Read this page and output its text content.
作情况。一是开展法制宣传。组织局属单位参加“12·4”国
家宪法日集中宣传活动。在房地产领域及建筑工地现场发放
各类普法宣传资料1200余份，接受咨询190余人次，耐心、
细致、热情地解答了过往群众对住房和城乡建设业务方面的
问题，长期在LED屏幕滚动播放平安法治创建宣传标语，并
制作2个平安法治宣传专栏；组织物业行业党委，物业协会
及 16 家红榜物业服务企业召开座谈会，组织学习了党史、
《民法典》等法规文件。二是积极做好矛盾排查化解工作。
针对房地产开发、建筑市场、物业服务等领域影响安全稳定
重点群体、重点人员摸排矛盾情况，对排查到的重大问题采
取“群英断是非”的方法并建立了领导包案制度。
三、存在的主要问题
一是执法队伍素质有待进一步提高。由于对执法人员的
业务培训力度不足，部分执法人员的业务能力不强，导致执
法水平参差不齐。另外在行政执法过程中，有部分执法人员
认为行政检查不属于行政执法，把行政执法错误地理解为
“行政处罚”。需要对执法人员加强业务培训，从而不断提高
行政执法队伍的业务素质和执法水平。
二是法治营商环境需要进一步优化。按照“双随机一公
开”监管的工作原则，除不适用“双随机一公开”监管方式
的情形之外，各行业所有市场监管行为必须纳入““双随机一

### Directions
Your task is to reproduce the whole listing exactly.

### Final result
Read this page and output its text content.
作情况。一是开展法制宣传。组织局属单位参加“12·4”国
家宪法日集中宣传活动。在房地产领域及建筑工地现场发放
各类普法宣传资料1200余份，接受咨询190余人次，耐心、
细致、热情地解答了过往群众对住房和城乡建设业务方面的
问题，长期在LED屏幕滚动播放平安法治创建宣传标语，并
制作2个平安法治宣传专栏；组织物业行业党委，物业协会
及 16 家红榜物业服务企业召开座谈会，组织学习了党史、
《民法典》等法规文件。二是积极做好矛盾排查化解工作。
针对房地产开发、建筑市场、物业服务等领域影响安全稳定
重点群体、重点人员摸排矛盾情况，对排查到的重大问题采
取“群英断是非”的方法并建立了领导包案制度。
三、存在的主要问题
一是执法队伍素质有待进一步提高。由于对执法人员的
业务培训力度不足，部分执法人员的业务能力不强，导致执
法水平参差不齐。另外在行政执法过程中，有部分执法人员
认为行政检查不属于行政执法，把行政执法错误地理解为
“行政处罚”。需要对执法人员加强业务培训，从而不断提高
行政执法队伍的业务素质和执法水平。
二是法治营商环境需要进一步优化。按照“双随机一公
开”监管的工作原则，除不适用“双随机一公开”监管方式
的情形之外，各行业所有市场监管行为必须纳入““双随机一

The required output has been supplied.